Only a number is wanted: how many lines in these records contain the word "page"?

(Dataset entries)
>>

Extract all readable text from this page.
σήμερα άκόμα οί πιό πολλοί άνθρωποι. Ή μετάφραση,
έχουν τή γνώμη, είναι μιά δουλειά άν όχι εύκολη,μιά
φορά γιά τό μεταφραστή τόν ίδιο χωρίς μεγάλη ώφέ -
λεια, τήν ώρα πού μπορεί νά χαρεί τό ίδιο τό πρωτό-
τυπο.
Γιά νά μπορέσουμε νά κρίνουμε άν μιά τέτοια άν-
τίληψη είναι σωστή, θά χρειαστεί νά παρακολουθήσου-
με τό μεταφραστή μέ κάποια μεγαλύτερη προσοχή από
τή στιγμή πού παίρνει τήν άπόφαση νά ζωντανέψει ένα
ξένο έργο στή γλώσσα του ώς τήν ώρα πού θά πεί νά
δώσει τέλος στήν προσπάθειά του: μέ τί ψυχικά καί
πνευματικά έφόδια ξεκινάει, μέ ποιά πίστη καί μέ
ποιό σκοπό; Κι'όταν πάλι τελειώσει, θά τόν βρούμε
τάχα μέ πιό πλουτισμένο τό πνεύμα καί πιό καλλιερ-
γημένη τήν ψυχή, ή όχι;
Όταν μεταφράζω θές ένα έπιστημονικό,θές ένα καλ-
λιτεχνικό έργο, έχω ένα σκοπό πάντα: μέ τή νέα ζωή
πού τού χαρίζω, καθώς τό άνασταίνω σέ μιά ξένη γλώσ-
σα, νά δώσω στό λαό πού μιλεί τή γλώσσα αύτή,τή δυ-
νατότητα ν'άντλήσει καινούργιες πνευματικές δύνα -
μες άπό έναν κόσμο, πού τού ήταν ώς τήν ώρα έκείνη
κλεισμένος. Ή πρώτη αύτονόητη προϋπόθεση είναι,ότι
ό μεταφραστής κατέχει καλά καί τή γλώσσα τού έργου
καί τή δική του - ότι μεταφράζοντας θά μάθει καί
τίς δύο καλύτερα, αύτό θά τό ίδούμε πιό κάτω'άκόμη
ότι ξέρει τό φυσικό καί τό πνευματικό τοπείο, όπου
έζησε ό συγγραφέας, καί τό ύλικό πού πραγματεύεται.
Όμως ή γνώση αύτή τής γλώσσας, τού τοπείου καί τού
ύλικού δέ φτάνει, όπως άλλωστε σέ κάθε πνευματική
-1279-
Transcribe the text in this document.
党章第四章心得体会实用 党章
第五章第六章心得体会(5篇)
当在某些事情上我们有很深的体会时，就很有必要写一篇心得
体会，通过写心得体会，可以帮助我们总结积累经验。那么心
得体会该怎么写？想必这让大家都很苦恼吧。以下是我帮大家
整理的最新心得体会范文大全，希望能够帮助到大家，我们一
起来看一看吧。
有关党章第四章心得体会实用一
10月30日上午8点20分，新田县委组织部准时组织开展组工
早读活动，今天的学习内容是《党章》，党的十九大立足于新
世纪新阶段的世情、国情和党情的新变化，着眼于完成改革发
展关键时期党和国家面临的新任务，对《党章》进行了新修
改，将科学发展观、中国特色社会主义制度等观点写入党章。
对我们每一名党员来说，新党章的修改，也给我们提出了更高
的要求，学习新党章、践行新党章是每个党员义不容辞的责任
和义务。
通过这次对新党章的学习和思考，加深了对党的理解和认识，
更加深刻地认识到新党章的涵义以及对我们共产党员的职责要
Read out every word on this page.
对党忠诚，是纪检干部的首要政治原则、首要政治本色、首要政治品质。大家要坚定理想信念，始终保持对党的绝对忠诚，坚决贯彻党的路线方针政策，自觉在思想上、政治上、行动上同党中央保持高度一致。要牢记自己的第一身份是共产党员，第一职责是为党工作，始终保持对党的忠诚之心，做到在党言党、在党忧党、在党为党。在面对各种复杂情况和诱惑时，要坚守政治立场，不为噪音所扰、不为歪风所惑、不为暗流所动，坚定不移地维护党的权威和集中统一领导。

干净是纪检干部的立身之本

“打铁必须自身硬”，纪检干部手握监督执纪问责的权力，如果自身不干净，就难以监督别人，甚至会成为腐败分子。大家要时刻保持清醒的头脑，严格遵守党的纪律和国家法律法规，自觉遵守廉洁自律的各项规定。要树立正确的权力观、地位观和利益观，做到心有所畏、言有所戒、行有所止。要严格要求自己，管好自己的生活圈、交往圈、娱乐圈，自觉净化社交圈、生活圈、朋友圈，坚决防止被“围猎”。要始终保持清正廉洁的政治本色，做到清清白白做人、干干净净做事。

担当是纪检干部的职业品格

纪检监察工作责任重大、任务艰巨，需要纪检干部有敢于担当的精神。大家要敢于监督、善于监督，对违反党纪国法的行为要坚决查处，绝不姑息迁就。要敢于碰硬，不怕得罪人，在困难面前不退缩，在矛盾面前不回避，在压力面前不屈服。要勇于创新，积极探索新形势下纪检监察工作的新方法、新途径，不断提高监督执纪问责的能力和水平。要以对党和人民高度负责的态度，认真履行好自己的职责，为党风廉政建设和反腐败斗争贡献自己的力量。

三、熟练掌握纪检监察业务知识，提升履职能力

<<

*Full output*
2